### CHALLENGE
Return each line of the records holding the string "HPMC".

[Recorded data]

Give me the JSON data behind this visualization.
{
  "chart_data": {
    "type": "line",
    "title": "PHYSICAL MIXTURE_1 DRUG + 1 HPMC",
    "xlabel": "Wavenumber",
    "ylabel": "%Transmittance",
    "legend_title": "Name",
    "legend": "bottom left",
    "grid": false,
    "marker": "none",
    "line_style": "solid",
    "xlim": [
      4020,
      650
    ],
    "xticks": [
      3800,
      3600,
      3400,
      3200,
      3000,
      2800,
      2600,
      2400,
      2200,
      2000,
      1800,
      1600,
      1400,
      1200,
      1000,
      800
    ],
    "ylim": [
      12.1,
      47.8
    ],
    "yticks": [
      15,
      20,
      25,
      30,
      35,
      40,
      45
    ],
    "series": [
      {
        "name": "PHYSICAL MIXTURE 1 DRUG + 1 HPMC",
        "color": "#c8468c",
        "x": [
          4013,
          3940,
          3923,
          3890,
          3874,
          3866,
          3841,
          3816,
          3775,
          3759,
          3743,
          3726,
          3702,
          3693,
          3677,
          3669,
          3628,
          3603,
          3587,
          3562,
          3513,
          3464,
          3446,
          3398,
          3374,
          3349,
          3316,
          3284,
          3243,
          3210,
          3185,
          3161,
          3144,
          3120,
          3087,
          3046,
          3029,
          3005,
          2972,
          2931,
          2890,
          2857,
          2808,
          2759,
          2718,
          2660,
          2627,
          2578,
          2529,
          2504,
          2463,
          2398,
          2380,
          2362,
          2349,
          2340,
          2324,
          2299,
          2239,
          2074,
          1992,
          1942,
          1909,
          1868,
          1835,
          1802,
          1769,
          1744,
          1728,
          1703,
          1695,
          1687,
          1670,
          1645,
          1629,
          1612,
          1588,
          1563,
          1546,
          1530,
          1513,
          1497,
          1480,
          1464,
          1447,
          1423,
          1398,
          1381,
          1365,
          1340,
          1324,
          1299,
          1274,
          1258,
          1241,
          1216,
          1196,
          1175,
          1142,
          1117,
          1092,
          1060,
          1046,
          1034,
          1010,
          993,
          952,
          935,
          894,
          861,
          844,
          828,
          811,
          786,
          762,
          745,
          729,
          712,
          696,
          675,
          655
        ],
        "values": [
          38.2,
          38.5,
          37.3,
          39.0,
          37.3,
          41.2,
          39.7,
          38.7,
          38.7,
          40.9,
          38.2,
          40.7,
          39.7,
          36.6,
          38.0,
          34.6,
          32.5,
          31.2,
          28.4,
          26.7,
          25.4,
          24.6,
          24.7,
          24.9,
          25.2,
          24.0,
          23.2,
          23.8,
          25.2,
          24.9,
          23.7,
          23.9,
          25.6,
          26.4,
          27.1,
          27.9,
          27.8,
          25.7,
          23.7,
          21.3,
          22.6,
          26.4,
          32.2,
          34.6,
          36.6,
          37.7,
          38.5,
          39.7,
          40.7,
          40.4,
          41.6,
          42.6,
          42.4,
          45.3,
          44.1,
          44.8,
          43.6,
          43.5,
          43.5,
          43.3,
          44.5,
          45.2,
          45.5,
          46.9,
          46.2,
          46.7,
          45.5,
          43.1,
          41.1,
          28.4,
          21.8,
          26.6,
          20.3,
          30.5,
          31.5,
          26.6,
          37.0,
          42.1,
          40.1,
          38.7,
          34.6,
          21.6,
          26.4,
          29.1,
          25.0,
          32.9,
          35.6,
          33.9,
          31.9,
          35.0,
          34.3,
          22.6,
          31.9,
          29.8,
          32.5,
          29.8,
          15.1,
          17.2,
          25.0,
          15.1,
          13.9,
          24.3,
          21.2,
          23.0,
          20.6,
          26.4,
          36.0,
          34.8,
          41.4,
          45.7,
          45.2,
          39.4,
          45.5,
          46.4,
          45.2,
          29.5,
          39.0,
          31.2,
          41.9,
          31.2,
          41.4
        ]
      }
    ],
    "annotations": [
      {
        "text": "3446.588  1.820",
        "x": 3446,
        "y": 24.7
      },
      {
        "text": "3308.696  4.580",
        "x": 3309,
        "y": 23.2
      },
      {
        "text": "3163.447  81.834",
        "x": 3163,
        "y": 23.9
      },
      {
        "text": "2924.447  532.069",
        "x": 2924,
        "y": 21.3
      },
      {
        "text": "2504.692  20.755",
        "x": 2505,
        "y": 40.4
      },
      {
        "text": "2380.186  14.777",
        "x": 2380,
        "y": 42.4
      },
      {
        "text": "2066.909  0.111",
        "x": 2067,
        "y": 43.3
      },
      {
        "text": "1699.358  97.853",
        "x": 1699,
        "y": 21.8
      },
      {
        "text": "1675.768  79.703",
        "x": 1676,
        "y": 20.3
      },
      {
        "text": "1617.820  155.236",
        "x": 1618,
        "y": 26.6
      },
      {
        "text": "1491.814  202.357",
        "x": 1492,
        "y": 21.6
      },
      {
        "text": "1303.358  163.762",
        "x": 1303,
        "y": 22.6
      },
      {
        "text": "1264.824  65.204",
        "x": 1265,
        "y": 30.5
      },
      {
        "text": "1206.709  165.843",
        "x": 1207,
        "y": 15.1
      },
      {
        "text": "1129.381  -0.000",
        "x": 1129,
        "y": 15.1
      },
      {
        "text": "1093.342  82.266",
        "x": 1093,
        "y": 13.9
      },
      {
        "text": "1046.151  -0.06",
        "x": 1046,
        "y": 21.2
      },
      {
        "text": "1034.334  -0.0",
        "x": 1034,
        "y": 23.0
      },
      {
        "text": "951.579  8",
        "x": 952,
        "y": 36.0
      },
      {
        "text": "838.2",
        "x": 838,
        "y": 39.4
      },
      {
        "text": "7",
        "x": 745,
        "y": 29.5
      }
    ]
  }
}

### TASK RESPONSE
    "title": "PHYSICAL MIXTURE_1 DRUG + 1 HPMC",
        "name": "PHYSICAL MIXTURE 1 DRUG + 1 HPMC",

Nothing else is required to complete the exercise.